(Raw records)
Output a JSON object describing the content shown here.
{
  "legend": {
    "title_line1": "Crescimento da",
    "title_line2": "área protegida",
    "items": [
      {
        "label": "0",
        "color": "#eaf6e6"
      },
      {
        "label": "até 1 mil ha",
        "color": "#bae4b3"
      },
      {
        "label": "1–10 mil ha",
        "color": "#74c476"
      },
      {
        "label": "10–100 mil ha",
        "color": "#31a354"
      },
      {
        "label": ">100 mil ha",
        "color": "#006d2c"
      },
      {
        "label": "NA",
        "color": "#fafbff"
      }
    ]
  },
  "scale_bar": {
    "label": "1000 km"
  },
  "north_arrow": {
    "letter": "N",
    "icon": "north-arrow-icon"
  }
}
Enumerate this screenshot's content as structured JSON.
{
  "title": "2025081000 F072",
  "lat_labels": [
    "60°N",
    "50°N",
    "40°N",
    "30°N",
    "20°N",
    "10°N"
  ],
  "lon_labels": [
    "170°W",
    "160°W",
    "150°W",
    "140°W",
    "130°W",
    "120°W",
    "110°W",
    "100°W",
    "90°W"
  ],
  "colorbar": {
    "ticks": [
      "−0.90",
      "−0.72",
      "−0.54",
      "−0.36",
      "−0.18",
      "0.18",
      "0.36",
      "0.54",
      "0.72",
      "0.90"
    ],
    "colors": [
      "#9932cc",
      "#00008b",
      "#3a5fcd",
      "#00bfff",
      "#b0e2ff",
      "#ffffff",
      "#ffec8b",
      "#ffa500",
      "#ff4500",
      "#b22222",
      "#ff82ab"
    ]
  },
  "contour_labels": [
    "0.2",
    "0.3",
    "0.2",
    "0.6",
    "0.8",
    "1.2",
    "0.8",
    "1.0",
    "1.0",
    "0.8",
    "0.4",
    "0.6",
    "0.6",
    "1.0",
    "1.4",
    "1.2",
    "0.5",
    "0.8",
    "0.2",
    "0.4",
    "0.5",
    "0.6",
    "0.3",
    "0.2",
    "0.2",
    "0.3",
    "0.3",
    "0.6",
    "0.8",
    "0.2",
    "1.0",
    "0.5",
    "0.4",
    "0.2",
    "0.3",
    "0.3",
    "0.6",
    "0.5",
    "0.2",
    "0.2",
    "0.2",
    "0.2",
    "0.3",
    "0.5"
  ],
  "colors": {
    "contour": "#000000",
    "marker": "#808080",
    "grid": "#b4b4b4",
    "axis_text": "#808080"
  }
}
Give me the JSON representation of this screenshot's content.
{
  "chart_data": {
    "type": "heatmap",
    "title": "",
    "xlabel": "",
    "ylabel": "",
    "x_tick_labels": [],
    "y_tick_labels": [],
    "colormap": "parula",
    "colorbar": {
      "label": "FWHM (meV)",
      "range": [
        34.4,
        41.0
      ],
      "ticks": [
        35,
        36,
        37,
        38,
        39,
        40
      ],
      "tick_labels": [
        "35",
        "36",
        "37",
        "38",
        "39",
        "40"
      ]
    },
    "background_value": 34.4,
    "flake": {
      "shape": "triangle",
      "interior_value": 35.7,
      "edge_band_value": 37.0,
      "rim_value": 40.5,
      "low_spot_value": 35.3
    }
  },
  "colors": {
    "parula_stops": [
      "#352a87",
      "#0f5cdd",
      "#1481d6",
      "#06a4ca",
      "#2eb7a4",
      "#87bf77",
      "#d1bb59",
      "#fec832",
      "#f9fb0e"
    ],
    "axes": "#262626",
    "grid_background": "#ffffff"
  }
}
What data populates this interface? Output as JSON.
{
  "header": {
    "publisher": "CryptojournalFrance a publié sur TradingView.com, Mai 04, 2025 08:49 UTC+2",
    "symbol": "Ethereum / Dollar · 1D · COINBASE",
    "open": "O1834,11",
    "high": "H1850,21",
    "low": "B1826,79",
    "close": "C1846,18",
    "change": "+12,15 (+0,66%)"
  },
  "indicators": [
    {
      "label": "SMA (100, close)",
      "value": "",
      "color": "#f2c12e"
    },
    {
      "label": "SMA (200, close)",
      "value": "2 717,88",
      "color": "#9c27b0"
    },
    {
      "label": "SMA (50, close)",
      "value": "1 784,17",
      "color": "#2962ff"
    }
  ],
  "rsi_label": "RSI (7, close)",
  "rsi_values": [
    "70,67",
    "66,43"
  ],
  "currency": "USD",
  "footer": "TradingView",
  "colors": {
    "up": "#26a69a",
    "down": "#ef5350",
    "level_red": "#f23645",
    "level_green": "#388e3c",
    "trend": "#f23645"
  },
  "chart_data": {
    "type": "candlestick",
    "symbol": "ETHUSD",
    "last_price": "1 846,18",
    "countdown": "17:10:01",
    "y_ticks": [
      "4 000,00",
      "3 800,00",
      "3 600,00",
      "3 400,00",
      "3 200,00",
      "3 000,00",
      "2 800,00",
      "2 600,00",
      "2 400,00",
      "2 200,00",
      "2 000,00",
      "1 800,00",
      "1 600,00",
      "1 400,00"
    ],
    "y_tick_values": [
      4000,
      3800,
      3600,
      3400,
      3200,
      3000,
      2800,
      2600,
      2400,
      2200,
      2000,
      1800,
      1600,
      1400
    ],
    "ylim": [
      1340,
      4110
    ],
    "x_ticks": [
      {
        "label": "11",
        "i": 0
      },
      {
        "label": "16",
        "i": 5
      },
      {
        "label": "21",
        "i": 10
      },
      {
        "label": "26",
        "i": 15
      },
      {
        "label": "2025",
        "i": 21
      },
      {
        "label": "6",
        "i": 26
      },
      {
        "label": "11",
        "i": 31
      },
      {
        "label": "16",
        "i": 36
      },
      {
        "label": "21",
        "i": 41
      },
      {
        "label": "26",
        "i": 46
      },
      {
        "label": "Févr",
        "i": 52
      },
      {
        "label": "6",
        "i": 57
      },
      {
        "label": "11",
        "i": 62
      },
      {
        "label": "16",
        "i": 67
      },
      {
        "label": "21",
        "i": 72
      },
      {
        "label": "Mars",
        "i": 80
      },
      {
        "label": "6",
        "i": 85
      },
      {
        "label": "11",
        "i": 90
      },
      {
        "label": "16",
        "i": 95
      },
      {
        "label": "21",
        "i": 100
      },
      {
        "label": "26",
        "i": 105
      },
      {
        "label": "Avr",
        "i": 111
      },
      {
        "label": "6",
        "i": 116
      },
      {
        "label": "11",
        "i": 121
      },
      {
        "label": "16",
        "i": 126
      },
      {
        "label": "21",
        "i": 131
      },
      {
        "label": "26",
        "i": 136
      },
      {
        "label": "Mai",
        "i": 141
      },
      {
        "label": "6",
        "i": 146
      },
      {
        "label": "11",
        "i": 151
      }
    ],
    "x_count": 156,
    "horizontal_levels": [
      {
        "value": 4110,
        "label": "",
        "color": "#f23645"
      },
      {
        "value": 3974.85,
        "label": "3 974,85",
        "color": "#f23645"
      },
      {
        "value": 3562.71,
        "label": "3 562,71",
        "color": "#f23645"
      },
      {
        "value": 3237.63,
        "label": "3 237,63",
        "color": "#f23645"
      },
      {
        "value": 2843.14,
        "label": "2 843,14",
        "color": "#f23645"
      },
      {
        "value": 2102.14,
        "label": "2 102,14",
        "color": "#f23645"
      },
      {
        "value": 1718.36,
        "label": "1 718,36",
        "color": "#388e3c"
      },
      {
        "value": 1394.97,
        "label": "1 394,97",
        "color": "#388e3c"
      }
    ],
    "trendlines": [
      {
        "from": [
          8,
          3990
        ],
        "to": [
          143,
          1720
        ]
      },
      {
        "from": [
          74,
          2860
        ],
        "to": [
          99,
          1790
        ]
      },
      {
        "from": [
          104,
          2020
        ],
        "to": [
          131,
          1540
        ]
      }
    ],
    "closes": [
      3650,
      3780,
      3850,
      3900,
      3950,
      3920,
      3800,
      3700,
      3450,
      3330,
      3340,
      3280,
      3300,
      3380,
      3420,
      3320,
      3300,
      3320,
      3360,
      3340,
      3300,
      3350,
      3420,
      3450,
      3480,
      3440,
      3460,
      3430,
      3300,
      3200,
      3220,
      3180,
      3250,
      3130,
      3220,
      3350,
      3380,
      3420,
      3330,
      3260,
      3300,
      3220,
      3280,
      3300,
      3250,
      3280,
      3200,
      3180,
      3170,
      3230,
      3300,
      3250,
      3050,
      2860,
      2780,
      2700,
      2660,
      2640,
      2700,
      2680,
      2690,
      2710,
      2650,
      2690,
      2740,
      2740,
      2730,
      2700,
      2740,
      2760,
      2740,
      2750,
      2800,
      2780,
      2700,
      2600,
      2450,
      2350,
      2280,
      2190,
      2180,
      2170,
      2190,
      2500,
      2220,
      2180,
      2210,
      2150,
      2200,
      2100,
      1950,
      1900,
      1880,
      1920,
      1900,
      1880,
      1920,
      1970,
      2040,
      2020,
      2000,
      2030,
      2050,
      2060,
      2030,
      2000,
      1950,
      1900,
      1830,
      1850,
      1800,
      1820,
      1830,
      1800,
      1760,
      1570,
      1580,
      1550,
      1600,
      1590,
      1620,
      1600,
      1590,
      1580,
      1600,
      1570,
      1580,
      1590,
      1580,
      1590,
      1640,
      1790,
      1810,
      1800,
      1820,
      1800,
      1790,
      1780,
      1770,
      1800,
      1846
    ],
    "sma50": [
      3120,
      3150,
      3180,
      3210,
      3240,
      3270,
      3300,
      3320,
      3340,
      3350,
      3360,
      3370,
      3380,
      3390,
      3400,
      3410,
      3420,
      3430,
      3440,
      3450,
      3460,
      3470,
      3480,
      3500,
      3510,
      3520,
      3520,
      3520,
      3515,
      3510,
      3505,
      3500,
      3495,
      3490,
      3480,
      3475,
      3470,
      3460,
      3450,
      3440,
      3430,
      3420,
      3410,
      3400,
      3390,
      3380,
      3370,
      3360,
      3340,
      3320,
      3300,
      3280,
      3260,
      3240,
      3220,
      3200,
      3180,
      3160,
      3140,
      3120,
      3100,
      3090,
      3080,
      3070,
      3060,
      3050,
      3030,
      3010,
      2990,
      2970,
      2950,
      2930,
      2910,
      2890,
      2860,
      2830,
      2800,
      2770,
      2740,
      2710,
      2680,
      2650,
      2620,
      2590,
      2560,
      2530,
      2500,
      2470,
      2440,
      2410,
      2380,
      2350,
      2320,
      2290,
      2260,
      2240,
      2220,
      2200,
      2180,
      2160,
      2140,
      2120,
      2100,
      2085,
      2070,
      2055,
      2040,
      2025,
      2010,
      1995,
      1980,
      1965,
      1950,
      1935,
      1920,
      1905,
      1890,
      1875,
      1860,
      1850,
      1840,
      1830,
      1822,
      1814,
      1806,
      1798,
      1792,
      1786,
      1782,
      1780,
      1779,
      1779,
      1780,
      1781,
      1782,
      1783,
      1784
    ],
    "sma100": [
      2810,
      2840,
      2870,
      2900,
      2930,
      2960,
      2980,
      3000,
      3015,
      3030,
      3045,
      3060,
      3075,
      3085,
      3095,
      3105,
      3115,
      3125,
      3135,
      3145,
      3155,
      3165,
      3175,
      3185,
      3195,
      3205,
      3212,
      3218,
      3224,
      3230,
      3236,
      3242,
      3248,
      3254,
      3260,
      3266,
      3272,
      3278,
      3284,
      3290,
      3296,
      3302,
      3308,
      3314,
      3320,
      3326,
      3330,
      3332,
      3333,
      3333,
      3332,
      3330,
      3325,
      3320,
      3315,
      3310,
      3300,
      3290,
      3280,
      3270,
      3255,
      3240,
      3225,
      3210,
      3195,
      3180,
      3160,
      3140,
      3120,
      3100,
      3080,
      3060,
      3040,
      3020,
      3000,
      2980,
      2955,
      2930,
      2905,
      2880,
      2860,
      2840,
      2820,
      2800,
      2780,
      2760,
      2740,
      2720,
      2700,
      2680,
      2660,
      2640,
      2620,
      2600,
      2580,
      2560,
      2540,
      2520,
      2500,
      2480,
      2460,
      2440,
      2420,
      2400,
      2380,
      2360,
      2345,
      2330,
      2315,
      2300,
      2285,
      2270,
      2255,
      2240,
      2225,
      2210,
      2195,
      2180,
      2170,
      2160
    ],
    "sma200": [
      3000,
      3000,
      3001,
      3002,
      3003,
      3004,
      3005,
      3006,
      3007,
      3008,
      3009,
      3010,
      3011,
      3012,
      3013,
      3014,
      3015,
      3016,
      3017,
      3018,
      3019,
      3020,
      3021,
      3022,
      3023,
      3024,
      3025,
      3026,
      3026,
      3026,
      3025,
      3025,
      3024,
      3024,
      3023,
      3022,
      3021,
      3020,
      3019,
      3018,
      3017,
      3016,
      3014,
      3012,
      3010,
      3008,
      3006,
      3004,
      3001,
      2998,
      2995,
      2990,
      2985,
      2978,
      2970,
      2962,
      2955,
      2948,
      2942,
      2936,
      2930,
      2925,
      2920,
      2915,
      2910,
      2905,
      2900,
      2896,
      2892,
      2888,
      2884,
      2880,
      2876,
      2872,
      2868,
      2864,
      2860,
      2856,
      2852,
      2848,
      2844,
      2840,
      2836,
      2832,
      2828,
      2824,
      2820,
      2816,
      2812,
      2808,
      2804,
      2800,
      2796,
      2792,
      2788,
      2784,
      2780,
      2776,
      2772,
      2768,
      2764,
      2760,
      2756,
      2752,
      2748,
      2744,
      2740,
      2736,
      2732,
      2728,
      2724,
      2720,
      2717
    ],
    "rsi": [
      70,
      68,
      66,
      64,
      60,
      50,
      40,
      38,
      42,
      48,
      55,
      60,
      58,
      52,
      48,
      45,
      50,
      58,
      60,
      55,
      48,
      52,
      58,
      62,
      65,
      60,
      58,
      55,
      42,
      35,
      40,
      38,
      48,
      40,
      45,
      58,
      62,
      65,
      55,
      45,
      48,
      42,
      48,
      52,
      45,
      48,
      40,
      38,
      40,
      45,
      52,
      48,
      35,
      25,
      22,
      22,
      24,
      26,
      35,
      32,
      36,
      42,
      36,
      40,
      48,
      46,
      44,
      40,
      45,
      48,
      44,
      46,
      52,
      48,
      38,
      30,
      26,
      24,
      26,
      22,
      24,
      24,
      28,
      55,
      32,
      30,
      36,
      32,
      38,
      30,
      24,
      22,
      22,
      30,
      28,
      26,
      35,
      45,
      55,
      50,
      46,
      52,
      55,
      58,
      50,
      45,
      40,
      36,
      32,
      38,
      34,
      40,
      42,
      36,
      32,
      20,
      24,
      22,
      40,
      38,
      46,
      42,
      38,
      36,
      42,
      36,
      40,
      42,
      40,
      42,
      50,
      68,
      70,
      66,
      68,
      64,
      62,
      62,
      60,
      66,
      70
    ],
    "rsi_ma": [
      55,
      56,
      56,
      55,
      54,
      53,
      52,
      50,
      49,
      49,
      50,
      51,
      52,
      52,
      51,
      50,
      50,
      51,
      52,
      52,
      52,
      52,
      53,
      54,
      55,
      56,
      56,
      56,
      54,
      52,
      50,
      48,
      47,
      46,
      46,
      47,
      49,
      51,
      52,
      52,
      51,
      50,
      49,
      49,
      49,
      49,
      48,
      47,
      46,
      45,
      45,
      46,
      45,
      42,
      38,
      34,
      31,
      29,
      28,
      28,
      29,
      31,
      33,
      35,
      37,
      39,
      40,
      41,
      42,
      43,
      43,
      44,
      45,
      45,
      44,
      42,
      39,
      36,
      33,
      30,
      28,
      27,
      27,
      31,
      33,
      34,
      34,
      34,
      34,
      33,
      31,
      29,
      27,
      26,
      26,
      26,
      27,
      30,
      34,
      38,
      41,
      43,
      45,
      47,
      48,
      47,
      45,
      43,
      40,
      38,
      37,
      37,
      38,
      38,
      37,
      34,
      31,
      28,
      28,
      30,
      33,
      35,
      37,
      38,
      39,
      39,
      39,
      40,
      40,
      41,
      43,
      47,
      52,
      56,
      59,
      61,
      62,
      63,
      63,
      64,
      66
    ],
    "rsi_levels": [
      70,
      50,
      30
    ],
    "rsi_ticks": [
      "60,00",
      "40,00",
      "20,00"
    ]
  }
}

Work instructions >>
Look for the word "screenshot" and return every line where it occurs.

Exercise output >>
Enumerate this screenshot's content as structured JSON.
Give me the JSON representation of this screenshot's content.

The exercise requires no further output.